> _Exercise description_
Check each line of the material. Copy those containing "this".

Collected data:
═══
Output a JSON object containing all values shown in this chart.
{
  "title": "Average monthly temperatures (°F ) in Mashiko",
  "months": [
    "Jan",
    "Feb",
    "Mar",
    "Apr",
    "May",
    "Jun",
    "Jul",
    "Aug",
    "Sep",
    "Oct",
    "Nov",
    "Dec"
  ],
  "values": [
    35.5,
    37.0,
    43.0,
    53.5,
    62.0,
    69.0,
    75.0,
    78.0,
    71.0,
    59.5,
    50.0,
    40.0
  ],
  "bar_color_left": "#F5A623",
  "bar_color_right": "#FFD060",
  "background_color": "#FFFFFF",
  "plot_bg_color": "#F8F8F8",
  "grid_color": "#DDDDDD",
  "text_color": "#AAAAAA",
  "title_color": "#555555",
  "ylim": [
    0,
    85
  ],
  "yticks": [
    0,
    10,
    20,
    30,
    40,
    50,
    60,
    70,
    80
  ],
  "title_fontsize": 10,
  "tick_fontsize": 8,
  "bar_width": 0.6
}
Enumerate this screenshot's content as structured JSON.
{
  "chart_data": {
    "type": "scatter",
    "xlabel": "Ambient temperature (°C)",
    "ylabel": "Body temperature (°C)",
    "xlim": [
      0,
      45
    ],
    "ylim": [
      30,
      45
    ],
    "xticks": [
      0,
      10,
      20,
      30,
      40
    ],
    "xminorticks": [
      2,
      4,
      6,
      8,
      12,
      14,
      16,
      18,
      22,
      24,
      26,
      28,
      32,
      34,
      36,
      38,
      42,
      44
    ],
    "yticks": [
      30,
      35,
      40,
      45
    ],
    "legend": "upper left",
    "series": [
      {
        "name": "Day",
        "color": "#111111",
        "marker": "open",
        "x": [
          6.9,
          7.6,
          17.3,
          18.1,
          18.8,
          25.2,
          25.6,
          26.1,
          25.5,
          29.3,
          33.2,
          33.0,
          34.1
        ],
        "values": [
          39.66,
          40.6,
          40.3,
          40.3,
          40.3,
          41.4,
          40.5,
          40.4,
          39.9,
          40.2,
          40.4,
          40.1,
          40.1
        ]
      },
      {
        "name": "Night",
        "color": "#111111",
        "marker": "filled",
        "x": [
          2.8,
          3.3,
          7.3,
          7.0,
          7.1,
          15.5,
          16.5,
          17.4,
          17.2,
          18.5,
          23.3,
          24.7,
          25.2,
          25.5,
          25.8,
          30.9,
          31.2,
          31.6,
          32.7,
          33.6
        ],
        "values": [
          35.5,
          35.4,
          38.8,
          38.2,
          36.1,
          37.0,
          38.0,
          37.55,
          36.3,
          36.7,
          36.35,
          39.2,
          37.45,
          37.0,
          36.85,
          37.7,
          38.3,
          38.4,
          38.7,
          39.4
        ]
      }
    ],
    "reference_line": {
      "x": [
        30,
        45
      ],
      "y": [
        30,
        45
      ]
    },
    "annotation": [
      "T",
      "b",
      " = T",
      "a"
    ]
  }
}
═══
> _The result_
Output a JSON object containing all values shown in this chart.
Enumerate this screenshot's content as structured JSON.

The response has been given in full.